Dataset records:
------------------------------------

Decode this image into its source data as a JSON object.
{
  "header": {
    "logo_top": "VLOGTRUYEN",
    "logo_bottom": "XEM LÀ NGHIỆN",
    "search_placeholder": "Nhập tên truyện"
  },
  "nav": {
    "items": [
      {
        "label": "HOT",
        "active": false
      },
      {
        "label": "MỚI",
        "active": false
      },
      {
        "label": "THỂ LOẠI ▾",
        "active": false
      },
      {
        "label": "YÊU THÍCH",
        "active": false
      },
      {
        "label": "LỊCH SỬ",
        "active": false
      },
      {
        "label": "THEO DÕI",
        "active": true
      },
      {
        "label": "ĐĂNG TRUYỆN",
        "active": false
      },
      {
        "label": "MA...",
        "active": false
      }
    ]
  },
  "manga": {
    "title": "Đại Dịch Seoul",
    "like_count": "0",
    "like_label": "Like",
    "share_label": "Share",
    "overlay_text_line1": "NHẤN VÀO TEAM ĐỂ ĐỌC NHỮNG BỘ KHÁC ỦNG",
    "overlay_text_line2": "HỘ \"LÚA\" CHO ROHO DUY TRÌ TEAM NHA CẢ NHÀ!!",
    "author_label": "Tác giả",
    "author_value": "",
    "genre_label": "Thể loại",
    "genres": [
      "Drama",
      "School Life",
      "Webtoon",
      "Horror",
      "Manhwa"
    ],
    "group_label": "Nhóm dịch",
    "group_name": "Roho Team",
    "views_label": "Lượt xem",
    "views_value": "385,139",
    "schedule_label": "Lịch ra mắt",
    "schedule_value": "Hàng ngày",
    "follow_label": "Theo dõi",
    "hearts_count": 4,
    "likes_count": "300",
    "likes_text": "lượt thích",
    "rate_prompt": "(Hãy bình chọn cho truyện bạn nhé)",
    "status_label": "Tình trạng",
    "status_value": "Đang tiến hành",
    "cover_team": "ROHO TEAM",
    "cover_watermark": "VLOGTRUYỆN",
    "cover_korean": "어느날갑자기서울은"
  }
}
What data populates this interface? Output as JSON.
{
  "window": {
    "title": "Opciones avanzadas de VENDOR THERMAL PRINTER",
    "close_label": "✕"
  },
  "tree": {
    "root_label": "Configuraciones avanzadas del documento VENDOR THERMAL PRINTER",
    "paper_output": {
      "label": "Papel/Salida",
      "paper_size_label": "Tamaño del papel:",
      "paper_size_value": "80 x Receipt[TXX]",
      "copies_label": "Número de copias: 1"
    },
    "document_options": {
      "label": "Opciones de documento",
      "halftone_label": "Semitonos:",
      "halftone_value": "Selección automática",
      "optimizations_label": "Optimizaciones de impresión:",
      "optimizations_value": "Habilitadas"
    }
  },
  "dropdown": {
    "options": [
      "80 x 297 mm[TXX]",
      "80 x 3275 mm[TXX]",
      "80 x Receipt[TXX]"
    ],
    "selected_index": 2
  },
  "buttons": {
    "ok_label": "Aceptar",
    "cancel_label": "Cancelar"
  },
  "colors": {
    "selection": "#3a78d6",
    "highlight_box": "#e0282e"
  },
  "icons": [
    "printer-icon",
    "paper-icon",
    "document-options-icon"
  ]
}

------------------------------------

**THE EXERCISE:**
For each line of the listing that holds the word "Opciones", show that line.

**RIGHT ANSWER:**
    "title": "Opciones avanzadas de VENDOR THERMAL PRINTER",
      "label": "Opciones de documento",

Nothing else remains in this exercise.